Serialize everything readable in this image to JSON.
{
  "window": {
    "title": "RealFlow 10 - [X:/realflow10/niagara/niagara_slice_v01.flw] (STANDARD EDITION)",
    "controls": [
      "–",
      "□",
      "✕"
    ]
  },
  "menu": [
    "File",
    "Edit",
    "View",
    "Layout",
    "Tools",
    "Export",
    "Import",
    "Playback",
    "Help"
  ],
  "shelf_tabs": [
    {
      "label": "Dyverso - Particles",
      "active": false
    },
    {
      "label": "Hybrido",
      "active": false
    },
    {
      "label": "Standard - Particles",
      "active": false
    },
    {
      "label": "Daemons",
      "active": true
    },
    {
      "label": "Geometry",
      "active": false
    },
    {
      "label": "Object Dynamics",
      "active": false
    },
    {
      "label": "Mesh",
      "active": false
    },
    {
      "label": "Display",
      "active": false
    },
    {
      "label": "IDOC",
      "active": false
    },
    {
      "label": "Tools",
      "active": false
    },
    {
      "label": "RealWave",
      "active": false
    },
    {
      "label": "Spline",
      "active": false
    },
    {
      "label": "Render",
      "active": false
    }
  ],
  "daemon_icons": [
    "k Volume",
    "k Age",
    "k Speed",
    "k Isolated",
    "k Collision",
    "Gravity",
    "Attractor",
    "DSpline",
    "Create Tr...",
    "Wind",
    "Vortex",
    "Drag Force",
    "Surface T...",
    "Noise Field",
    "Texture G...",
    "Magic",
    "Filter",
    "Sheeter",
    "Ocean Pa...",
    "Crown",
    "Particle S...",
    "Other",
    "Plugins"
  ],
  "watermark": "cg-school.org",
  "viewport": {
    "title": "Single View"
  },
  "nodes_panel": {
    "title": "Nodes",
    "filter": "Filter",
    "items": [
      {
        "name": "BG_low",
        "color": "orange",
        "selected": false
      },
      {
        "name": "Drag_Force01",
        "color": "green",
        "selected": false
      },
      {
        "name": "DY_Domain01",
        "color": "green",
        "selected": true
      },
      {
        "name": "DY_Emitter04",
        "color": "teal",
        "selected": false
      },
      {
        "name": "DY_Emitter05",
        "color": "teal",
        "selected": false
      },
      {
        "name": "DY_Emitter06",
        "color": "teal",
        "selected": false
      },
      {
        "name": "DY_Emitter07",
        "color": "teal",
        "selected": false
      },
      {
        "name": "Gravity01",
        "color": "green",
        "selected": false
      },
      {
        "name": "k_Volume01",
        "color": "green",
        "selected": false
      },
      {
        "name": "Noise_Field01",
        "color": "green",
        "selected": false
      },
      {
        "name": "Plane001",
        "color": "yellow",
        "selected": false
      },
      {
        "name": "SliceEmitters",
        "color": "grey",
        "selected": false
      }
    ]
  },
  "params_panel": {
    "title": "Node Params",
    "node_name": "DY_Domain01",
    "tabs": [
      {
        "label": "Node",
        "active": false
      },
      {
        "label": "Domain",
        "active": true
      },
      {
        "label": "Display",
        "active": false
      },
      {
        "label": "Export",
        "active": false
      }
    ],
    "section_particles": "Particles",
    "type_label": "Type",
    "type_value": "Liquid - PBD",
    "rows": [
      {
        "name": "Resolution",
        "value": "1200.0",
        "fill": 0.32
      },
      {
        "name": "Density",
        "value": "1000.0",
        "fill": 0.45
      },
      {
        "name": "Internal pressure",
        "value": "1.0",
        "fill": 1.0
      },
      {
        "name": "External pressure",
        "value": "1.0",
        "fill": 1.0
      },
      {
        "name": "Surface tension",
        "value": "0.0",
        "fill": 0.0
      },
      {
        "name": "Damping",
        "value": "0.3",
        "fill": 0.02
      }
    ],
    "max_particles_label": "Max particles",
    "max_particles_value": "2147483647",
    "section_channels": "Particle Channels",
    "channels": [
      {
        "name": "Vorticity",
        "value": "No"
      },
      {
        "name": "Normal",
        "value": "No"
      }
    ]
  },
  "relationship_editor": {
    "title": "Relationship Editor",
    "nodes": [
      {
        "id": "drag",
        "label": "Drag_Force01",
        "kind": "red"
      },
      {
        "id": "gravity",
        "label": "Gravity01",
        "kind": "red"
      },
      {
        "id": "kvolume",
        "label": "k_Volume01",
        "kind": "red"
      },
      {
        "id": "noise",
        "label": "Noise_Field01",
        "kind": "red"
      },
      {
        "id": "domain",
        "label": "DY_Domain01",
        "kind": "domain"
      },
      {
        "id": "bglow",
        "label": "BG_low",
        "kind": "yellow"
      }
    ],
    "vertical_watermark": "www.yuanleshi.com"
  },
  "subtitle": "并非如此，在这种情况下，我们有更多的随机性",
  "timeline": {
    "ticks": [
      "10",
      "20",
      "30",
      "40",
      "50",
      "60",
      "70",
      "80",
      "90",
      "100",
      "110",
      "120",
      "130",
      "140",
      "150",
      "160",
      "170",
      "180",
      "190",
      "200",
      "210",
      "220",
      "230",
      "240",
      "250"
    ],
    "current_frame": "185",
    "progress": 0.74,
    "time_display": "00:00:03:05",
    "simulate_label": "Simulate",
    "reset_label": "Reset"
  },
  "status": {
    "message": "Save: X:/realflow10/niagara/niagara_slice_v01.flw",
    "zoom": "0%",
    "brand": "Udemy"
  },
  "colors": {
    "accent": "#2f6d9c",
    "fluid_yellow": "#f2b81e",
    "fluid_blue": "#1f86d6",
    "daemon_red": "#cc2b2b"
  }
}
--
Written exercise
Extract all lines as given.

Solved problem
Serialize everything readable in this image to JSON.
{
  "window": {
    "title": "RealFlow 10 - [X:/realflow10/niagara/niagara_slice_v01.flw] (STANDARD EDITION)",
    "controls": [
      "–",
      "□",
      "✕"
    ]
  },
  "menu": [
    "File",
    "Edit",
    "View",
    "Layout",
    "Tools",
    "Export",
    "Import",
    "Playback",
    "Help"
  ],
  "shelf_tabs": [
    {
      "label": "Dyverso - Particles",
      "active": false
    },
    {
      "label": "Hybrido",
      "active": false
    },
    {
      "label": "Standard - Particles",
      "active": false
    },
    {
      "label": "Daemons",
      "active": true
    },
    {
      "label": "Geometry",
      "active": false
    },
    {
      "label": "Object Dynamics",
      "active": false
    },
    {
      "label": "Mesh",
      "active": false
    },
    {
      "label": "Display",
      "active": false
    },
    {
      "label": "IDOC",
      "active": false
    },
    {
      "label": "Tools",
      "active": false
    },
    {
      "label": "RealWave",
      "active": false
    },
    {
      "label": "Spline",
      "active": false
    },
    {
      "label": "Render",
      "active": false
    }
  ],
  "daemon_icons": [
    "k Volume",
    "k Age",
    "k Speed",
    "k Isolated",
    "k Collision",
    "Gravity",
    "Attractor",
    "DSpline",
    "Create Tr...",
    "Wind",
    "Vortex",
    "Drag Force",
    "Surface T...",
    "Noise Field",
    "Texture G...",
    "Magic",
    "Filter",
    "Sheeter",
    "Ocean Pa...",
    "Crown",
    "Particle S...",
    "Other",
    "Plugins"
  ],
  "watermark": "cg-school.org",
  "viewport": {
    "title": "Single View"
  },
  "nodes_panel": {
    "title": "Nodes",
    "filter": "Filter",
    "items": [
      {
        "name": "BG_low",
        "color": "orange",
        "selected": false
      },
      {
        "name": "Drag_Force01",
        "color": "green",
        "selected": false
      },
      {
        "name": "DY_Domain01",
        "color": "green",
        "selected": true
      },
      {
        "name": "DY_Emitter04",
        "color": "teal",
        "selected": false
      },
      {
        "name": "DY_Emitter05",
        "color": "teal",
        "selected": false
      },
      {
        "name": "DY_Emitter06",
        "color": "teal",
        "selected": false
      },
      {
        "name": "DY_Emitter07",
        "color": "teal",
        "selected": false
      },
      {
        "name": "Gravity01",
        "color": "green",
        "selected": false
      },
      {
        "name": "k_Volume01",
        "color": "green",
        "selected": false
      },
      {
        "name": "Noise_Field01",
        "color": "green",
        "selected": false
      },
      {
        "name": "Plane001",
        "color": "yellow",
        "selected": false
      },
      {
        "name": "SliceEmitters",
        "color": "grey",
        "selected": false
      }
    ]
  },
  "params_panel": {
    "title": "Node Params",
    "node_name": "DY_Domain01",
    "tabs": [
      {
        "label": "Node",
        "active": false
      },
      {
        "label": "Domain",
        "active": true
      },
      {
        "label": "Display",
        "active": false
      },
      {
        "label": "Export",
        "active": false
      }
    ],
    "section_particles": "Particles",
    "type_label": "Type",
    "type_value": "Liquid - PBD",
    "rows": [
      {
        "name": "Resolution",
        "value": "1200.0",
        "fill": 0.32
      },
      {
        "name": "Density",
        "value": "1000.0",
        "fill": 0.45
      },
      {
        "name": "Internal pressure",
        "value": "1.0",
        "fill": 1.0
      },
      {
        "name": "External pressure",
        "value": "1.0",
        "fill": 1.0
      },
      {
        "name": "Surface tension",
        "value": "0.0",
        "fill": 0.0
      },
      {
        "name": "Damping",
        "value": "0.3",
        "fill": 0.02
      }
    ],
    "max_particles_label": "Max particles",
    "max_particles_value": "2147483647",
    "section_channels": "Particle Channels",
    "channels": [
      {
        "name": "Vorticity",
        "value": "No"
      },
      {
        "name": "Normal",
        "value": "No"
      }
    ]
  },
  "relationship_editor": {
    "title": "Relationship Editor",
    "nodes": [
      {
        "id": "drag",
        "label": "Drag_Force01",
        "kind": "red"
      },
      {
        "id": "gravity",
        "label": "Gravity01",
        "kind": "red"
      },
      {
        "id": "kvolume",
        "label": "k_Volume01",
        "kind": "red"
      },
      {
        "id": "noise",
        "label": "Noise_Field01",
        "kind": "red"
      },
      {
        "id": "domain",
        "label": "DY_Domain01",
        "kind": "domain"
      },
      {
        "id": "bglow",
        "label": "BG_low",
        "kind": "yellow"
      }
    ],
    "vertical_watermark": "www.yuanleshi.com"
  },
  "subtitle": "并非如此，在这种情况下，我们有更多的随机性",
  "timeline": {
    "ticks": [
      "10",
      "20",
      "30",
      "40",
      "50",
      "60",
      "70",
      "80",
      "90",
      "100",
      "110",
      "120",
      "130",
      "140",
      "150",
      "160",
      "170",
      "180",
      "190",
      "200",
      "210",
      "220",
      "230",
      "240",
      "250"
    ],
    "current_frame": "185",
    "progress": 0.74,
    "time_display": "00:00:03:05",
    "simulate_label": "Simulate",
    "reset_label": "Reset"
  },
  "status": {
    "message": "Save: X:/realflow10/niagara/niagara_slice_v01.flw",
    "zoom": "0%",
    "brand": "Udemy"
  },
  "colors": {
    "accent": "#2f6d9c",
    "fluid_yellow": "#f2b81e",
    "fluid_blue": "#1f86d6",
    "daemon_red": "#cc2b2b"
  }
}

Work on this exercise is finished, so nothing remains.